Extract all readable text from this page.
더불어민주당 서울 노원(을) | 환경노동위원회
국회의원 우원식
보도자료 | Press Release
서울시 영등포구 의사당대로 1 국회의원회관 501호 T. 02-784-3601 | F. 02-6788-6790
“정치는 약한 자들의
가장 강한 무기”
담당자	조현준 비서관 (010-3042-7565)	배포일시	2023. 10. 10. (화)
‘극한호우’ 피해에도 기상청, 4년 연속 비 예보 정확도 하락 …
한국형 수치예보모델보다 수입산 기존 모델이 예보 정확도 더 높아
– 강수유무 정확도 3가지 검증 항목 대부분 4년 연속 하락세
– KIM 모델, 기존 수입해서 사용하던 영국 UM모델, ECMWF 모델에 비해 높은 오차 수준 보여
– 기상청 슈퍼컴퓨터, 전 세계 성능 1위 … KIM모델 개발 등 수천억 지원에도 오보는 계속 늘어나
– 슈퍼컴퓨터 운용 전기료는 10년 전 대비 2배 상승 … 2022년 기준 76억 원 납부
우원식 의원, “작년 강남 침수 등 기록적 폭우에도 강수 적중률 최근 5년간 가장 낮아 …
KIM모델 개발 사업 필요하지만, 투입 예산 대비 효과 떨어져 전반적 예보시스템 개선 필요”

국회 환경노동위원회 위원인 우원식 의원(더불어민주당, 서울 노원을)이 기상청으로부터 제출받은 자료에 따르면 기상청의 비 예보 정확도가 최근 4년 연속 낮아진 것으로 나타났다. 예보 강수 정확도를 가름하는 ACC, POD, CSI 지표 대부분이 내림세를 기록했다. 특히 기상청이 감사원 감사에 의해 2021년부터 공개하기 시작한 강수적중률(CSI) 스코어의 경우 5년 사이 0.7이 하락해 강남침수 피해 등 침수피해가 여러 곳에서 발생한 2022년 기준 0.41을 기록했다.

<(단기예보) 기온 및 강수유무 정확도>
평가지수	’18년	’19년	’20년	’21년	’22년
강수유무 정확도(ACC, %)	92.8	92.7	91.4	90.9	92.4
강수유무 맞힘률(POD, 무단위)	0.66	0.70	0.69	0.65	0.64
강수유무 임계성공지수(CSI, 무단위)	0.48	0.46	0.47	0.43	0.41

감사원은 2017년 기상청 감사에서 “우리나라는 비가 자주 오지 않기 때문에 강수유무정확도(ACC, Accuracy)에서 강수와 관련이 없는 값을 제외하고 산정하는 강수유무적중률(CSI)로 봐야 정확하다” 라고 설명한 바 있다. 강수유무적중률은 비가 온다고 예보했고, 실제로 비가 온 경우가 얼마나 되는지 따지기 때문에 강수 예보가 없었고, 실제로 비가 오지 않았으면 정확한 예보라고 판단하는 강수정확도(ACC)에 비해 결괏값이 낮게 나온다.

____

Extract the complete data, matching each line exactly.

Extract all readable text from this page.
더불어민주당 서울 노원(을) | 환경노동위원회
국회의원 우원식
보도자료 | Press Release
서울시 영등포구 의사당대로 1 국회의원회관 501호 T. 02-784-3601 | F. 02-6788-6790
“정치는 약한 자들의
가장 강한 무기”
담당자	조현준 비서관 (010-3042-7565)	배포일시	2023. 10. 10. (화)
‘극한호우’ 피해에도 기상청, 4년 연속 비 예보 정확도 하락 …
한국형 수치예보모델보다 수입산 기존 모델이 예보 정확도 더 높아
– 강수유무 정확도 3가지 검증 항목 대부분 4년 연속 하락세
– KIM 모델, 기존 수입해서 사용하던 영국 UM모델, ECMWF 모델에 비해 높은 오차 수준 보여
– 기상청 슈퍼컴퓨터, 전 세계 성능 1위 … KIM모델 개발 등 수천억 지원에도 오보는 계속 늘어나
– 슈퍼컴퓨터 운용 전기료는 10년 전 대비 2배 상승 … 2022년 기준 76억 원 납부
우원식 의원, “작년 강남 침수 등 기록적 폭우에도 강수 적중률 최근 5년간 가장 낮아 …
KIM모델 개발 사업 필요하지만, 투입 예산 대비 효과 떨어져 전반적 예보시스템 개선 필요”

국회 환경노동위원회 위원인 우원식 의원(더불어민주당, 서울 노원을)이 기상청으로부터 제출받은 자료에 따르면 기상청의 비 예보 정확도가 최근 4년 연속 낮아진 것으로 나타났다. 예보 강수 정확도를 가름하는 ACC, POD, CSI 지표 대부분이 내림세를 기록했다. 특히 기상청이 감사원 감사에 의해 2021년부터 공개하기 시작한 강수적중률(CSI) 스코어의 경우 5년 사이 0.7이 하락해 강남침수 피해 등 침수피해가 여러 곳에서 발생한 2022년 기준 0.41을 기록했다.

<(단기예보) 기온 및 강수유무 정확도>
평가지수	’18년	’19년	’20년	’21년	’22년
강수유무 정확도(ACC, %)	92.8	92.7	91.4	90.9	92.4
강수유무 맞힘률(POD, 무단위)	0.66	0.70	0.69	0.65	0.64
강수유무 임계성공지수(CSI, 무단위)	0.48	0.46	0.47	0.43	0.41

감사원은 2017년 기상청 감사에서 “우리나라는 비가 자주 오지 않기 때문에 강수유무정확도(ACC, Accuracy)에서 강수와 관련이 없는 값을 제외하고 산정하는 강수유무적중률(CSI)로 봐야 정확하다” 라고 설명한 바 있다. 강수유무적중률은 비가 온다고 예보했고, 실제로 비가 온 경우가 얼마나 되는지 따지기 때문에 강수 예보가 없었고, 실제로 비가 오지 않았으면 정확한 예보라고 판단하는 강수정확도(ACC)에 비해 결괏값이 낮게 나온다.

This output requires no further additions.